— What is asked —
For the material that follows, list every line containing the word "dans".

=== Dataset entries ===

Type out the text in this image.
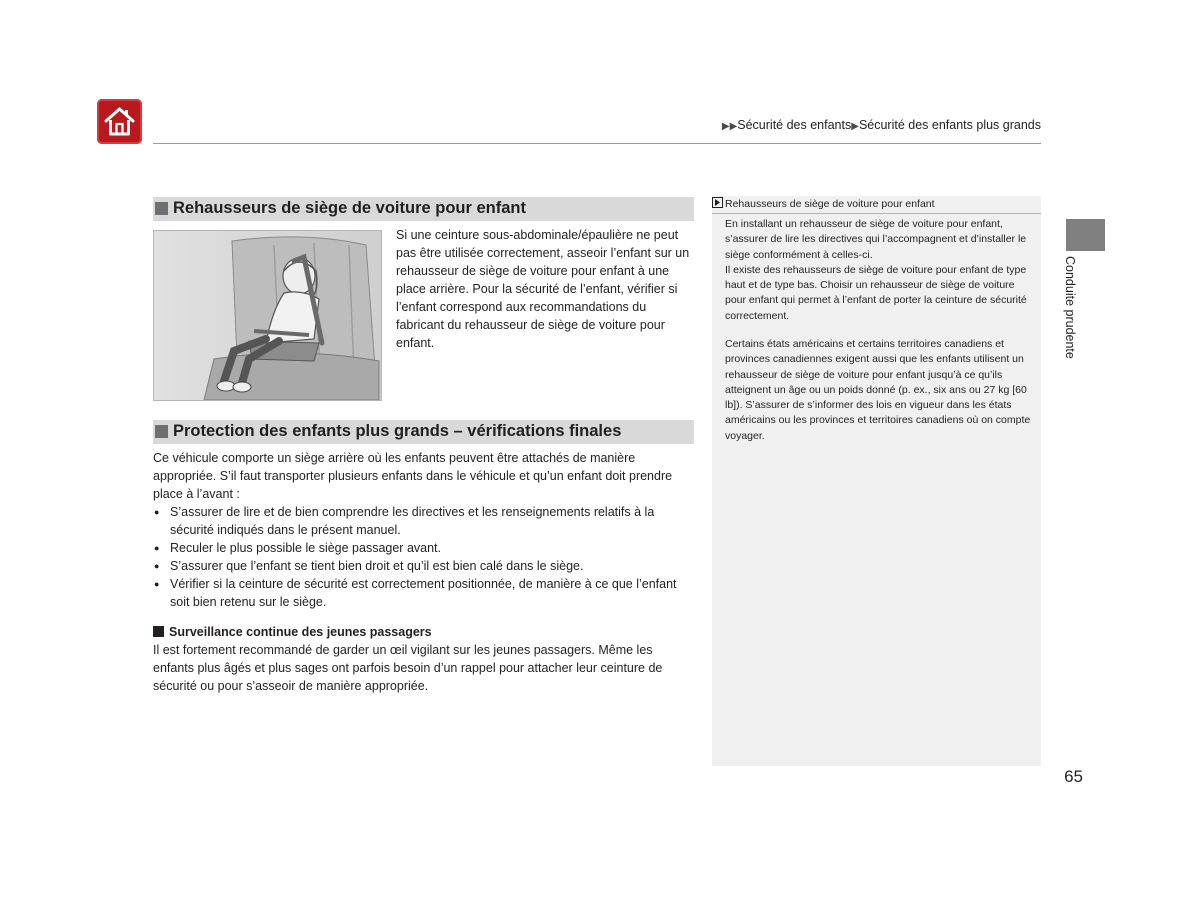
▶▶Sécurité des enfants▶Sécurité des enfants plus grands
Rehausseurs de siège de voiture pour enfant
Si une ceinture sous-abdominale/épaulière ne peut pas être utilisée correctement, asseoir l’enfant sur un rehausseur de siège de voiture pour enfant à une place arrière. Pour la sécurité de l’enfant, vérifier si l’enfant correspond aux recommandations du fabricant du rehausseur de siège de voiture pour enfant.
Protection des enfants plus grands – vérifications finales
Ce véhicule comporte un siège arrière où les enfants peuvent être attachés de manière appropriée. S’il faut transporter plusieurs enfants dans le véhicule et qu’un enfant doit prendre place à l’avant :
● S’assurer de lire et de bien comprendre les directives et les renseignements relatifs à la sécurité indiqués dans le présent manuel.
● Reculer le plus possible le siège passager avant.
● S’assurer que l’enfant se tient bien droit et qu’il est bien calé dans le siège.
● Vérifier si la ceinture de sécurité est correctement positionnée, de manière à ce que l’enfant soit bien retenu sur le siège.
Surveillance continue des jeunes passagers
Il est fortement recommandé de garder un œil vigilant sur les jeunes passagers. Même les enfants plus âgés et plus sages ont parfois besoin d’un rappel pour attacher leur ceinture de sécurité ou pour s’asseoir de manière appropriée.
Rehausseurs de siège de voiture pour enfant
En installant un rehausseur de siège de voiture pour enfant, s’assurer de lire les directives qui l’accompagnent et d’installer le siège conformément à celles-ci.
Il existe des rehausseurs de siège de voiture pour enfant de type haut et de type bas. Choisir un rehausseur de siège de voiture pour enfant qui permet à l’enfant de porter la ceinture de sécurité correctement.
Certains états américains et certains territoires canadiens et provinces canadiennes exigent aussi que les enfants utilisent un rehausseur de siège de voiture pour enfant jusqu’à ce qu’ils atteignent un âge ou un poids donné (p. ex., six ans ou 27 kg [60 lb]). S’assurer de s’informer des lois en vigueur dans les états américains ou les provinces et territoires canadiens où on compte voyager.
Conduite prudente
65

===

— Exercise solution —
Ce véhicule comporte un siège arrière où les enfants peuvent être attachés de manière appropriée. S’il faut transporter plusieurs enfants dans le véhicule et qu’un enfant doit prendre place à l’avant :
● S’assurer de lire et de bien comprendre les directives et les renseignements relatifs à la sécurité indiqués dans le présent manuel.
● S’assurer que l’enfant se tient bien droit et qu’il est bien calé dans le siège.
Certains états américains et certains territoires canadiens et provinces canadiennes exigent aussi que les enfants utilisent un rehausseur de siège de voiture pour enfant jusqu’à ce qu’ils atteignent un âge ou un poids donné (p. ex., six ans ou 27 kg [60 lb]). S’assurer de s’informer des lois en vigueur dans les états américains ou les provinces et territoires canadiens où on compte voyager.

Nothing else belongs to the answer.